## GOAL
Report how many lines contain the word "устройства"; answer with the number only.
## Start SOURCE DATA
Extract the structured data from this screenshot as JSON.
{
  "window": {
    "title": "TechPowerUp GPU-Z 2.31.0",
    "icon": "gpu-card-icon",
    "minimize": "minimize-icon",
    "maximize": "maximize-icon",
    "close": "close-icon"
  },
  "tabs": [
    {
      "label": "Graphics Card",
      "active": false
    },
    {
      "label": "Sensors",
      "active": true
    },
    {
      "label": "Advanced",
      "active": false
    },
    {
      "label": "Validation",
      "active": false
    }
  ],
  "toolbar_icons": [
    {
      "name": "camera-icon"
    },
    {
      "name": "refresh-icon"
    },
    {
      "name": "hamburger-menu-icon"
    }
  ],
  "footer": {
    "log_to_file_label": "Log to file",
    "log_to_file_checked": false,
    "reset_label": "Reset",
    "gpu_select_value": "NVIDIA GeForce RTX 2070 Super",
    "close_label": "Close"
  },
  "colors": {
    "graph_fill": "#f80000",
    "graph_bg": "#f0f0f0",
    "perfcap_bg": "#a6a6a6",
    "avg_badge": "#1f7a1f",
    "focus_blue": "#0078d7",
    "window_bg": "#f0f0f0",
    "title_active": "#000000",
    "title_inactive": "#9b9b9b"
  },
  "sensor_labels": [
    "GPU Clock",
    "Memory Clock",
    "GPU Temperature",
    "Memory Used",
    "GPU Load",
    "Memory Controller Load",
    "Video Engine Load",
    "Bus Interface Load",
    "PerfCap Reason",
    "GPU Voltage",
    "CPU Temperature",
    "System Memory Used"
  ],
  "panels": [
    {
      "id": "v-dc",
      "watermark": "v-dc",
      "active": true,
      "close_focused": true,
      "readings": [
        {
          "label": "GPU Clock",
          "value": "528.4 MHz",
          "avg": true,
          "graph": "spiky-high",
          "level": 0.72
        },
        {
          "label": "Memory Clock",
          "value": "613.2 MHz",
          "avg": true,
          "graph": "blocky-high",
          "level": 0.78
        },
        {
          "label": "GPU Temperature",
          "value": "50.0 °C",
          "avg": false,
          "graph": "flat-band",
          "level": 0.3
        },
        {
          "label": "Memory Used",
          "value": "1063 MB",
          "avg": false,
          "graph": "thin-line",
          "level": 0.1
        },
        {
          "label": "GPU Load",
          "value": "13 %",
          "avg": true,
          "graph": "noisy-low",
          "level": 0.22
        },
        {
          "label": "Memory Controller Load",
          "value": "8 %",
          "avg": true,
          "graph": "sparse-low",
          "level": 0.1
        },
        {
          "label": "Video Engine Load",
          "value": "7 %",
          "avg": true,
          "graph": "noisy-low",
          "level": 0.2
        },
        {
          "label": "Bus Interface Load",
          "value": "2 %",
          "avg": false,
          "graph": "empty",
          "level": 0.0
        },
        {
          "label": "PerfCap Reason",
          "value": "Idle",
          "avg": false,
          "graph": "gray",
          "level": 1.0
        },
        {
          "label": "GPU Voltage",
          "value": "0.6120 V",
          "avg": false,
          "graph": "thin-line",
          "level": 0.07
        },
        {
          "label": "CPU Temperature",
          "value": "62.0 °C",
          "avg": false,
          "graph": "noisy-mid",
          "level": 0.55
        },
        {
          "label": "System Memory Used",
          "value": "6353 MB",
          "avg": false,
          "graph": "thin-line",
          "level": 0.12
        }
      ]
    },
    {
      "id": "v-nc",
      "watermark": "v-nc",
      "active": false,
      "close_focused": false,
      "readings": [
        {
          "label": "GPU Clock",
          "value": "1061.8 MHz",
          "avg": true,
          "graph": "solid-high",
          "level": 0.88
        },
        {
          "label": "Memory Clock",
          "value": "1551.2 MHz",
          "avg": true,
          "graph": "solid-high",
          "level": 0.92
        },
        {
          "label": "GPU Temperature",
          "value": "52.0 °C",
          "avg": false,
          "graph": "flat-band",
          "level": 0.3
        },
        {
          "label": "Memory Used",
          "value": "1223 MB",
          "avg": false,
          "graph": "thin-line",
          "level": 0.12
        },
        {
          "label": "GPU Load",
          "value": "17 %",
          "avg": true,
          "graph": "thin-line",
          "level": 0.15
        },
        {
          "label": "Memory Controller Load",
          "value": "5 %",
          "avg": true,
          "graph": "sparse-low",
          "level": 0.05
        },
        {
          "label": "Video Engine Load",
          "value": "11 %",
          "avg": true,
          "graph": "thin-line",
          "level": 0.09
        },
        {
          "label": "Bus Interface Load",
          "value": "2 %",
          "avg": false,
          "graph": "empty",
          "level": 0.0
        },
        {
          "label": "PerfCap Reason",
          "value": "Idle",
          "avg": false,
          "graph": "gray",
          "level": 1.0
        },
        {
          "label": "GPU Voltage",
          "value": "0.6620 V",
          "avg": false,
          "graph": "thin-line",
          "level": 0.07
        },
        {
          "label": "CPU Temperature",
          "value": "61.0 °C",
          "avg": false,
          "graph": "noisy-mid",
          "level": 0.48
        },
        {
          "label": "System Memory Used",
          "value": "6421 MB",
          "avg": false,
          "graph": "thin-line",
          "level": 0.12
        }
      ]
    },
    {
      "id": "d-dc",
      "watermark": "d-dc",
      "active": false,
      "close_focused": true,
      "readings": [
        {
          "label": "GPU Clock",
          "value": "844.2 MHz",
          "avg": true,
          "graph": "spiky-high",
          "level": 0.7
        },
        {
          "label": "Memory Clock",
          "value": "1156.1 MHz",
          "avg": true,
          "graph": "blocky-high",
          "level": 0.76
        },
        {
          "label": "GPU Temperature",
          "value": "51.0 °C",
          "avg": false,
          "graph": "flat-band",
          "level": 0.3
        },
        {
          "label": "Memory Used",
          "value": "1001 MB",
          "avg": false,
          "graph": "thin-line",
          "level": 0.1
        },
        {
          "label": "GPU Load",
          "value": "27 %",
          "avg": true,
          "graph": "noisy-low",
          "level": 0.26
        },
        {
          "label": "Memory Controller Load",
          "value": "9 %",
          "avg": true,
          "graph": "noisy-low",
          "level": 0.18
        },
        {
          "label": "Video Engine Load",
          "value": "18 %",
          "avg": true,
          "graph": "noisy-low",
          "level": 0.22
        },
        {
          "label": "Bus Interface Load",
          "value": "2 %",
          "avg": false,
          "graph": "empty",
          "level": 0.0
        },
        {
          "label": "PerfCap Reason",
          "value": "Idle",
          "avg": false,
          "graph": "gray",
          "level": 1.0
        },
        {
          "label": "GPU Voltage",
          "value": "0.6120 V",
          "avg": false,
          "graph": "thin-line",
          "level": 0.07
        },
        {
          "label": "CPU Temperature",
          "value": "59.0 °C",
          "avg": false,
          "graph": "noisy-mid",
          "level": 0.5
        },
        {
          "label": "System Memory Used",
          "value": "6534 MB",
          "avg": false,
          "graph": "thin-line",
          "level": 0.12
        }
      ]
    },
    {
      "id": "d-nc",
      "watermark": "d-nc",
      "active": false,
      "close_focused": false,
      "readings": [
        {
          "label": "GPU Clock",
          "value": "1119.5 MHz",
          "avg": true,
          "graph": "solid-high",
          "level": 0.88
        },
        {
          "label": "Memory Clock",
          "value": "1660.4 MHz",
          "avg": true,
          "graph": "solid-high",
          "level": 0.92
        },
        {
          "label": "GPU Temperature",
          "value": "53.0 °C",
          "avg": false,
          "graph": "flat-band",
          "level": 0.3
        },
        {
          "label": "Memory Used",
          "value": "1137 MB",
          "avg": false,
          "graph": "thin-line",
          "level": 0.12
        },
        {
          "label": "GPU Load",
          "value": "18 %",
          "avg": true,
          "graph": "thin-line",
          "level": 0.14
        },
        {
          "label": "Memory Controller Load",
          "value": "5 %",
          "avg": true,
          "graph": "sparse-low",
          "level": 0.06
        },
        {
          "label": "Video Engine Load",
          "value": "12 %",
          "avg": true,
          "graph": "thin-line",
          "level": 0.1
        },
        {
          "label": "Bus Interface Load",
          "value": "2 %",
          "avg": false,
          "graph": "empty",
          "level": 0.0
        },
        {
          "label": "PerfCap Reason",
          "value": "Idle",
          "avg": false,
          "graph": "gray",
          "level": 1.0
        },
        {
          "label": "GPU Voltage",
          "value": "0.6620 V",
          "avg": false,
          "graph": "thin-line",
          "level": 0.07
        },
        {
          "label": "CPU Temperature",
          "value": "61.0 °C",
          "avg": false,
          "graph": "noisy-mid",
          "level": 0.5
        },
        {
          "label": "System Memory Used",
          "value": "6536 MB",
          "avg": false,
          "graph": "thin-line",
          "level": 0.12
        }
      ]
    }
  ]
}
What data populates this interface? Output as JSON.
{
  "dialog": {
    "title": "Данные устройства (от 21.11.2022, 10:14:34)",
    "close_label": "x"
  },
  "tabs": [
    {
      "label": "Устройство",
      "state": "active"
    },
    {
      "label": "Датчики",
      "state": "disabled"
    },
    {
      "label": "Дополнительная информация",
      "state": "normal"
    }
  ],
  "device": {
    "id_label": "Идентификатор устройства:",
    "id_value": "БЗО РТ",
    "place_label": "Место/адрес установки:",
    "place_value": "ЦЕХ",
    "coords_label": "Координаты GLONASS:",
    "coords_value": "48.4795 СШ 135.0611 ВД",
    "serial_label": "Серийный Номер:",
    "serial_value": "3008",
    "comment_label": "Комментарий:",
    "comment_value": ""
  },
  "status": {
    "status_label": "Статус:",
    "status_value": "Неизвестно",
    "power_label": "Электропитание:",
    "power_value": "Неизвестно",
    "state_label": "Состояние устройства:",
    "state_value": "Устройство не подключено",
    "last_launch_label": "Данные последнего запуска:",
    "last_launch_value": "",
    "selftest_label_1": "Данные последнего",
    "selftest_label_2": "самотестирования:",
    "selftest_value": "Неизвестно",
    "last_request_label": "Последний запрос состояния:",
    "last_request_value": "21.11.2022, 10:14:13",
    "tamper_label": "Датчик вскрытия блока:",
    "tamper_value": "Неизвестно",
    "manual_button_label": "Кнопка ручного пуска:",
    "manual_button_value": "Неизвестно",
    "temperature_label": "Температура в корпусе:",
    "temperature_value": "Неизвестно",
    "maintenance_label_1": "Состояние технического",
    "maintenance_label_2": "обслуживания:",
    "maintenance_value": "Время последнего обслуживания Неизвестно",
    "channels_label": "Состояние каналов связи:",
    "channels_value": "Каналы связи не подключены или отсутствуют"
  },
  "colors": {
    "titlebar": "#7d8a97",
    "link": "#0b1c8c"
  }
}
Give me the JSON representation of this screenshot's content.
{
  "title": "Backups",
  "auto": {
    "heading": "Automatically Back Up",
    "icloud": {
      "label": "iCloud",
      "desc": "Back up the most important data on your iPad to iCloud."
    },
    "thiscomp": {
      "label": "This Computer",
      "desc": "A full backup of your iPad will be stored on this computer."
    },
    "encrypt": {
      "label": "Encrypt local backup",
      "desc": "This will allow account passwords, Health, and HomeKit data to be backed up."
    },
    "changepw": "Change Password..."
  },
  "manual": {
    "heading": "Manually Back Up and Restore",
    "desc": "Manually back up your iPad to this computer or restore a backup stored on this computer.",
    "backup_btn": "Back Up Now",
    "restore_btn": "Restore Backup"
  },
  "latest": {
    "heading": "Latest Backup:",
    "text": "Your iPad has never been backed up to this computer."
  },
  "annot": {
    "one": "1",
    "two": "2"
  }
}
## End SOURCE DATA
## WRITTEN SOLUTION
3